(Exercise): What follows is a listing; give it again exactly, in its entirety.

(Material shown):
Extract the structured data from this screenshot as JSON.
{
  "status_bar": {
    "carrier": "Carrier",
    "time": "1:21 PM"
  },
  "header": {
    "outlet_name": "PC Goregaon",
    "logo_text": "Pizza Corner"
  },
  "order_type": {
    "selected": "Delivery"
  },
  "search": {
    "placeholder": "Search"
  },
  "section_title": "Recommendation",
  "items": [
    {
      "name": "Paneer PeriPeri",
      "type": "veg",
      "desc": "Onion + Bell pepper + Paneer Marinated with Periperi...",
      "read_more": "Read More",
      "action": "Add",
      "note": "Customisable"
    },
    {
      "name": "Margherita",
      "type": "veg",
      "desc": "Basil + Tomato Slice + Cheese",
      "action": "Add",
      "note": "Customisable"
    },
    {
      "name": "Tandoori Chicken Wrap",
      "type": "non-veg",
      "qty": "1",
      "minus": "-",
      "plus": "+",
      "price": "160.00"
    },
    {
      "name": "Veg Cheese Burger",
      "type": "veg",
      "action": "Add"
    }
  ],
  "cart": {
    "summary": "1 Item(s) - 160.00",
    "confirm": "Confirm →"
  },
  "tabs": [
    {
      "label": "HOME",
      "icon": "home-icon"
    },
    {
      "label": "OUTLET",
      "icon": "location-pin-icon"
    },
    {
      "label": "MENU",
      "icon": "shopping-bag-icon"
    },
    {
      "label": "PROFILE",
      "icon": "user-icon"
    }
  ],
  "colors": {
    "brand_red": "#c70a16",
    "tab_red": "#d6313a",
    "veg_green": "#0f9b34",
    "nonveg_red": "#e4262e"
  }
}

(Answer to the problem):
Extract the structured data from this screenshot as JSON.
{
  "status_bar": {
    "carrier": "Carrier",
    "time": "1:21 PM"
  },
  "header": {
    "outlet_name": "PC Goregaon",
    "logo_text": "Pizza Corner"
  },
  "order_type": {
    "selected": "Delivery"
  },
  "search": {
    "placeholder": "Search"
  },
  "section_title": "Recommendation",
  "items": [
    {
      "name": "Paneer PeriPeri",
      "type": "veg",
      "desc": "Onion + Bell pepper + Paneer Marinated with Periperi...",
      "read_more": "Read More",
      "action": "Add",
      "note": "Customisable"
    },
    {
      "name": "Margherita",
      "type": "veg",
      "desc": "Basil + Tomato Slice + Cheese",
      "action": "Add",
      "note": "Customisable"
    },
    {
      "name": "Tandoori Chicken Wrap",
      "type": "non-veg",
      "qty": "1",
      "minus": "-",
      "plus": "+",
      "price": "160.00"
    },
    {
      "name": "Veg Cheese Burger",
      "type": "veg",
      "action": "Add"
    }
  ],
  "cart": {
    "summary": "1 Item(s) - 160.00",
    "confirm": "Confirm →"
  },
  "tabs": [
    {
      "label": "HOME",
      "icon": "home-icon"
    },
    {
      "label": "OUTLET",
      "icon": "location-pin-icon"
    },
    {
      "label": "MENU",
      "icon": "shopping-bag-icon"
    },
    {
      "label": "PROFILE",
      "icon": "user-icon"
    }
  ],
  "colors": {
    "brand_red": "#c70a16",
    "tab_red": "#d6313a",
    "veg_green": "#0f9b34",
    "nonveg_red": "#e4262e"
  }
}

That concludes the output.